* Data excerpts
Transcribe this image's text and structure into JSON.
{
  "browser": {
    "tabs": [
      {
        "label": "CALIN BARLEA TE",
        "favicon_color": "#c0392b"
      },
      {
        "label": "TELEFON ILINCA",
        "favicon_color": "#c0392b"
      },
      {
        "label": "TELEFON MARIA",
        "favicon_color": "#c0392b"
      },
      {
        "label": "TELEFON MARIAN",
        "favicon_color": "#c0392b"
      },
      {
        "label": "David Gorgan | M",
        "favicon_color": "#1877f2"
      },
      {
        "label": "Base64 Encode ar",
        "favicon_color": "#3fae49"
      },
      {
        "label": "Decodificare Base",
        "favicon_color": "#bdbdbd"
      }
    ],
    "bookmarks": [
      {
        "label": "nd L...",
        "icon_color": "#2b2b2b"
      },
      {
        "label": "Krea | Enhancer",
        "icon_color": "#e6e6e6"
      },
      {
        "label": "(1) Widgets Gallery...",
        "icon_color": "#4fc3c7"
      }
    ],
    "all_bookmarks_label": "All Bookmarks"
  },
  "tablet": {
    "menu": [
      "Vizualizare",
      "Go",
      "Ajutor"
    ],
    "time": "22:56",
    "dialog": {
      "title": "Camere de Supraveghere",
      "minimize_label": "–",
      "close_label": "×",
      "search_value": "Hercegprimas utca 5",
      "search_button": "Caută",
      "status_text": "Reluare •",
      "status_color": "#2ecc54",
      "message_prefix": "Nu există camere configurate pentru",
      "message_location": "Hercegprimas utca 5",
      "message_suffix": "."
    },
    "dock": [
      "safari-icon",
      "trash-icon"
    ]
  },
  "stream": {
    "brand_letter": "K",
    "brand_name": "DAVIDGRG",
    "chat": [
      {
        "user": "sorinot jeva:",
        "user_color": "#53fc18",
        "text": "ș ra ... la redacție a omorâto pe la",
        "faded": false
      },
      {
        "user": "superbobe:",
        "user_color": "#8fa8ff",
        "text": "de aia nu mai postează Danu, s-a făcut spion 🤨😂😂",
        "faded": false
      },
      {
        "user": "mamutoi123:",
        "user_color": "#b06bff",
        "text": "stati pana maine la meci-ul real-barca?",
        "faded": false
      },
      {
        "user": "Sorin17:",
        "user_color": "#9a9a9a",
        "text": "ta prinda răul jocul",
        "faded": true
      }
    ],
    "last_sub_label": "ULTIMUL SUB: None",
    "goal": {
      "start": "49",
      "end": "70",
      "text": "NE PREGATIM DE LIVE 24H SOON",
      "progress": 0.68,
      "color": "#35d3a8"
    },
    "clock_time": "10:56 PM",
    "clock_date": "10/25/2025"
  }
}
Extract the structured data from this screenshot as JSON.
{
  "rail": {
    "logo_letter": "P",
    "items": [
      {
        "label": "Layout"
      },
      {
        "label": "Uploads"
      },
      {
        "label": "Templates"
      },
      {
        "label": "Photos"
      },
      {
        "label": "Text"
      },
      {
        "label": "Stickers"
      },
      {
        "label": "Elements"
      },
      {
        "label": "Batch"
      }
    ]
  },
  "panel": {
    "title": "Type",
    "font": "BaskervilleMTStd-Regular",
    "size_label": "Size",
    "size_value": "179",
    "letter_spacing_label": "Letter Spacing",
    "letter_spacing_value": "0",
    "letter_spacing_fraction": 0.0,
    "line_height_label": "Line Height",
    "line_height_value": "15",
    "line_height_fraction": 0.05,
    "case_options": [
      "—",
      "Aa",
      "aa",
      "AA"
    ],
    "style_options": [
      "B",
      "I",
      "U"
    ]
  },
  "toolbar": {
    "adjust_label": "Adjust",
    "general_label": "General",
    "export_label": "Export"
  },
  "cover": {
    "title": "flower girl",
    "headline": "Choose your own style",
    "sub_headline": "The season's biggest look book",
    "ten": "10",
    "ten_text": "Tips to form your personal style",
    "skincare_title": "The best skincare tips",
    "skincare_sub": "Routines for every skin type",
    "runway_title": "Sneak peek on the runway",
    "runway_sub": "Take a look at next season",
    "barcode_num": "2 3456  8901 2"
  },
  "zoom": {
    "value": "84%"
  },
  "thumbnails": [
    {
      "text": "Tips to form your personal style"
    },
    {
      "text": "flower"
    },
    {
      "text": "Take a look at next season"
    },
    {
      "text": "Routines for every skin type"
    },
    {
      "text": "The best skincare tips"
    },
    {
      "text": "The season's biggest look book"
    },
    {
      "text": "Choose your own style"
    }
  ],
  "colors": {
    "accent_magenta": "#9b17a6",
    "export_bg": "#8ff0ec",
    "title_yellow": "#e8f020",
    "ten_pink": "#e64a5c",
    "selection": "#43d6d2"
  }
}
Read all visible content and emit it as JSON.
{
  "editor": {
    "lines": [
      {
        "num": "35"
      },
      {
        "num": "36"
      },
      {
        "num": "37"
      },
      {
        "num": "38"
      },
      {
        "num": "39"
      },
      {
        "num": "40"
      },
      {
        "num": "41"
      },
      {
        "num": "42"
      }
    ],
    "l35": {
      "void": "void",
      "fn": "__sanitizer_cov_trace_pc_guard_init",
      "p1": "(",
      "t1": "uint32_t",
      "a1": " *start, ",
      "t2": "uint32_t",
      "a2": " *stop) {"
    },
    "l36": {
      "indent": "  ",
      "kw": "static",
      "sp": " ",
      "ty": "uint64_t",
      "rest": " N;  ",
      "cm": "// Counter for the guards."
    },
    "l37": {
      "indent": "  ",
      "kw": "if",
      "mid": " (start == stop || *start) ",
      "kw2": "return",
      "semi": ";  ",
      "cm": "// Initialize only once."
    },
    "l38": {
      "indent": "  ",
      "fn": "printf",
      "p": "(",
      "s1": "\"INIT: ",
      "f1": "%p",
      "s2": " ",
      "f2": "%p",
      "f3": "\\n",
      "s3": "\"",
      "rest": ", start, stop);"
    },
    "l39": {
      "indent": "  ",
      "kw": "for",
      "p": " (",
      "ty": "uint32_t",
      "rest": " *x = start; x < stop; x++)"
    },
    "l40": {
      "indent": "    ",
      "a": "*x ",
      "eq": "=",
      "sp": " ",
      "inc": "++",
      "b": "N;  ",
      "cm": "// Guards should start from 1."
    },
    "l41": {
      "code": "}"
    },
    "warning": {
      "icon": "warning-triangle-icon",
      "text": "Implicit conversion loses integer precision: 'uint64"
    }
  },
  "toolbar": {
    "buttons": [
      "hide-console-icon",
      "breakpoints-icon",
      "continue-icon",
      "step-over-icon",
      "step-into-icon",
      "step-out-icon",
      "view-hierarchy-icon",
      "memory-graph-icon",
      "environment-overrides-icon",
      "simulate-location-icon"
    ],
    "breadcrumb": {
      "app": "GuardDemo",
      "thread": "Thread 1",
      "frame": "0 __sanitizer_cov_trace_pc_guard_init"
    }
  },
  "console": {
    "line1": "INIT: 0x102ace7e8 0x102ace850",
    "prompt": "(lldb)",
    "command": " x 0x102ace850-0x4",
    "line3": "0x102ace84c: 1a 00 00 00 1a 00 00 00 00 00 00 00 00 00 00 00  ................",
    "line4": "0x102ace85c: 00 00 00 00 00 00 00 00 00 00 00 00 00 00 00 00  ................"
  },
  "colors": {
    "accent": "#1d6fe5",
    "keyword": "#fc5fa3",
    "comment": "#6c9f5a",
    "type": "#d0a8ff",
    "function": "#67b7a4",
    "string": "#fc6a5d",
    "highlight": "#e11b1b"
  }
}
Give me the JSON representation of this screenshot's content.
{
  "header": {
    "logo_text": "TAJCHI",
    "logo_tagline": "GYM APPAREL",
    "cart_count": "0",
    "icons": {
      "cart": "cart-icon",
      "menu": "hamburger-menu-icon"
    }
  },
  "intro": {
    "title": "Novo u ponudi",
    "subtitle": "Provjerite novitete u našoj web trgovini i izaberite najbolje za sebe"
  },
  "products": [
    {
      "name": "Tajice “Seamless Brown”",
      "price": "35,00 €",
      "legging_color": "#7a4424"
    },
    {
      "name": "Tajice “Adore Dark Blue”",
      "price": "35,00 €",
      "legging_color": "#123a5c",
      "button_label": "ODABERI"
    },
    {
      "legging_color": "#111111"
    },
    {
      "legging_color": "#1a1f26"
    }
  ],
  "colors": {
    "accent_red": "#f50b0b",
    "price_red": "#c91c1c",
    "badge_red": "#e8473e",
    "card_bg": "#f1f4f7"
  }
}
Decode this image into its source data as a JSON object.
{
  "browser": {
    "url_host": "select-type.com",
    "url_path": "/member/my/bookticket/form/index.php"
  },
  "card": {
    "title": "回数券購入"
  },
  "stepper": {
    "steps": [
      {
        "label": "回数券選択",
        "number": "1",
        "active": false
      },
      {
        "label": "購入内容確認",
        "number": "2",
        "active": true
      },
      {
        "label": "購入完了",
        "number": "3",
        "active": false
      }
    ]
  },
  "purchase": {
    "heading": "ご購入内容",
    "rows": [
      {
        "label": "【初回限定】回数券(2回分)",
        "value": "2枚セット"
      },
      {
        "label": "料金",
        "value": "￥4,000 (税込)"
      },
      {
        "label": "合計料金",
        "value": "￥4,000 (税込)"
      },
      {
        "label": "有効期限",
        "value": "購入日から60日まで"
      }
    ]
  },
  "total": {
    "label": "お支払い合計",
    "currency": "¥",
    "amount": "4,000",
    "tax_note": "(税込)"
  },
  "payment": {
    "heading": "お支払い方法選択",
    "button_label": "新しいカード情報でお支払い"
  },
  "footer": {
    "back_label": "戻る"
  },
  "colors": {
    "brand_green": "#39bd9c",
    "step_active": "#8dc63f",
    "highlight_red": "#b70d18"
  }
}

* Instructions for the task
Copy out every line from the material above in which the word "Take" appears.

* The response
    "runway_sub": "Take a look at next season",
      "text": "Take a look at next season"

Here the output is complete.